> **Records for the exercise**
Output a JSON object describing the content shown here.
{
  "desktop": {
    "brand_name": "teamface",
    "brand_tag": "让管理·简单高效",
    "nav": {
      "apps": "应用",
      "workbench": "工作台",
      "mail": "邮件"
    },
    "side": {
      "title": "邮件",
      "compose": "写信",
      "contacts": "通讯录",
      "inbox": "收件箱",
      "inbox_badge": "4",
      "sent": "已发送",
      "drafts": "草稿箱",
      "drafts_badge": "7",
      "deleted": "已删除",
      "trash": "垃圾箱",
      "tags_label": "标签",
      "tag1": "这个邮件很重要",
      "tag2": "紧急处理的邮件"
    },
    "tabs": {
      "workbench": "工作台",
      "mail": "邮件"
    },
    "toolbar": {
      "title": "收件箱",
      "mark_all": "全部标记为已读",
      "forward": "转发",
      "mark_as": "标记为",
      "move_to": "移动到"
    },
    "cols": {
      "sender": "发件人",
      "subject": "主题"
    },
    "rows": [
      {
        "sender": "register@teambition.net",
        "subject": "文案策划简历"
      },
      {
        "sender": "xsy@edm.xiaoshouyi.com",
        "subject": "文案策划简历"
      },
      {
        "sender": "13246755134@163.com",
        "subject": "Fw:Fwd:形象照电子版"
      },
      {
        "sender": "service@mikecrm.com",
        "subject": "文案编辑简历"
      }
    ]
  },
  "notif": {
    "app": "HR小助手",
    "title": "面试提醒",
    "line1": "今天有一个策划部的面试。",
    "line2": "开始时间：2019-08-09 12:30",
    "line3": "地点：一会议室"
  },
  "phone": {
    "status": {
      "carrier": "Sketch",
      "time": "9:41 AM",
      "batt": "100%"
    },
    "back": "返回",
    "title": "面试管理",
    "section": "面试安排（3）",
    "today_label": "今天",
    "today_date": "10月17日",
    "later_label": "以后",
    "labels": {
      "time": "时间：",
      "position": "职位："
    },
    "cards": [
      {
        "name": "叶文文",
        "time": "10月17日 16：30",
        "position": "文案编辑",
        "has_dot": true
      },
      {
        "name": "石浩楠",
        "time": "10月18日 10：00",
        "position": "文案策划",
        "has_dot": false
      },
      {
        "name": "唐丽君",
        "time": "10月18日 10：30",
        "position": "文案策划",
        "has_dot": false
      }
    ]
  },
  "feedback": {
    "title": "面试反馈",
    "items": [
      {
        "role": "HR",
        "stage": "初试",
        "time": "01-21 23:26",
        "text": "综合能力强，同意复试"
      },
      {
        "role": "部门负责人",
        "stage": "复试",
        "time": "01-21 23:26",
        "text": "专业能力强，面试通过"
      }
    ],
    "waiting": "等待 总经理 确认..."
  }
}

> **Task instructions**
Repeat the material above in full, keeping every word.

> **The output**
Output a JSON object describing the content shown here.
{
  "desktop": {
    "brand_name": "teamface",
    "brand_tag": "让管理·简单高效",
    "nav": {
      "apps": "应用",
      "workbench": "工作台",
      "mail": "邮件"
    },
    "side": {
      "title": "邮件",
      "compose": "写信",
      "contacts": "通讯录",
      "inbox": "收件箱",
      "inbox_badge": "4",
      "sent": "已发送",
      "drafts": "草稿箱",
      "drafts_badge": "7",
      "deleted": "已删除",
      "trash": "垃圾箱",
      "tags_label": "标签",
      "tag1": "这个邮件很重要",
      "tag2": "紧急处理的邮件"
    },
    "tabs": {
      "workbench": "工作台",
      "mail": "邮件"
    },
    "toolbar": {
      "title": "收件箱",
      "mark_all": "全部标记为已读",
      "forward": "转发",
      "mark_as": "标记为",
      "move_to": "移动到"
    },
    "cols": {
      "sender": "发件人",
      "subject": "主题"
    },
    "rows": [
      {
        "sender": "register@teambition.net",
        "subject": "文案策划简历"
      },
      {
        "sender": "xsy@edm.xiaoshouyi.com",
        "subject": "文案策划简历"
      },
      {
        "sender": "13246755134@163.com",
        "subject": "Fw:Fwd:形象照电子版"
      },
      {
        "sender": "service@mikecrm.com",
        "subject": "文案编辑简历"
      }
    ]
  },
  "notif": {
    "app": "HR小助手",
    "title": "面试提醒",
    "line1": "今天有一个策划部的面试。",
    "line2": "开始时间：2019-08-09 12:30",
    "line3": "地点：一会议室"
  },
  "phone": {
    "status": {
      "carrier": "Sketch",
      "time": "9:41 AM",
      "batt": "100%"
    },
    "back": "返回",
    "title": "面试管理",
    "section": "面试安排（3）",
    "today_label": "今天",
    "today_date": "10月17日",
    "later_label": "以后",
    "labels": {
      "time": "时间：",
      "position": "职位："
    },
    "cards": [
      {
        "name": "叶文文",
        "time": "10月17日 16：30",
        "position": "文案编辑",
        "has_dot": true
      },
      {
        "name": "石浩楠",
        "time": "10月18日 10：00",
        "position": "文案策划",
        "has_dot": false
      },
      {
        "name": "唐丽君",
        "time": "10月18日 10：30",
        "position": "文案策划",
        "has_dot": false
      }
    ]
  },
  "feedback": {
    "title": "面试反馈",
    "items": [
      {
        "role": "HR",
        "stage": "初试",
        "time": "01-21 23:26",
        "text": "综合能力强，同意复试"
      },
      {
        "role": "部门负责人",
        "stage": "复试",
        "time": "01-21 23:26",
        "text": "专业能力强，面试通过"
      }
    ],
    "waiting": "等待 总经理 确认..."
  }
}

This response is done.